↓

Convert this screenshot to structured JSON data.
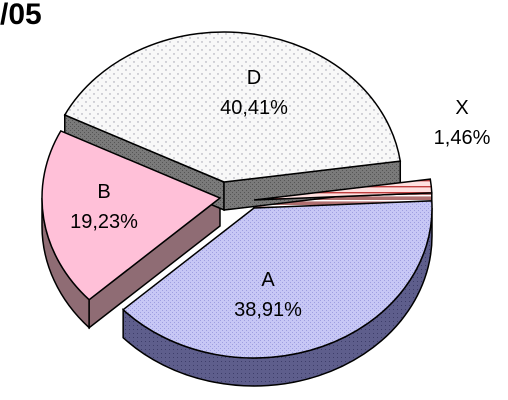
{
  "chart_data": {
    "type": "pie",
    "title": "/05",
    "slices": [
      {
        "label": "D",
        "percent_text": "40,41%",
        "value": 40.41,
        "color": "#f7f7f7",
        "side_color": "#7a7a7a",
        "pattern": "dots"
      },
      {
        "label": "X",
        "percent_text": "1,46%",
        "value": 1.46,
        "color": "#ffd7d7",
        "side_color": "#a06060",
        "pattern": "hstripes"
      },
      {
        "label": "A",
        "percent_text": "38,91%",
        "value": 38.91,
        "color": "#c9c9f5",
        "side_color": "#5e5e8c",
        "pattern": "fine"
      },
      {
        "label": "B",
        "percent_text": "19,23%",
        "value": 19.23,
        "color": "#ffc0d8",
        "side_color": "#8f6c74",
        "pattern": "none"
      }
    ]
  }
}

↑

[What you should do] Transcribe the records above exactly, leaving out every picture.

[Solution for this problem]
Convert this screenshot to structured JSON data.
{
  "chart_data": {
    "type": "pie",
    "title": "/05",
    "slices": [
      {
        "label": "D",
        "percent_text": "40,41%",
        "value": 40.41,
        "color": "#f7f7f7",
        "side_color": "#7a7a7a",
        "pattern": "dots"
      },
      {
        "label": "X",
        "percent_text": "1,46%",
        "value": 1.46,
        "color": "#ffd7d7",
        "side_color": "#a06060",
        "pattern": "hstripes"
      },
      {
        "label": "A",
        "percent_text": "38,91%",
        "value": 38.91,
        "color": "#c9c9f5",
        "side_color": "#5e5e8c",
        "pattern": "fine"
      },
      {
        "label": "B",
        "percent_text": "19,23%",
        "value": 19.23,
        "color": "#ffc0d8",
        "side_color": "#8f6c74",
        "pattern": "none"
      }
    ]
  }
}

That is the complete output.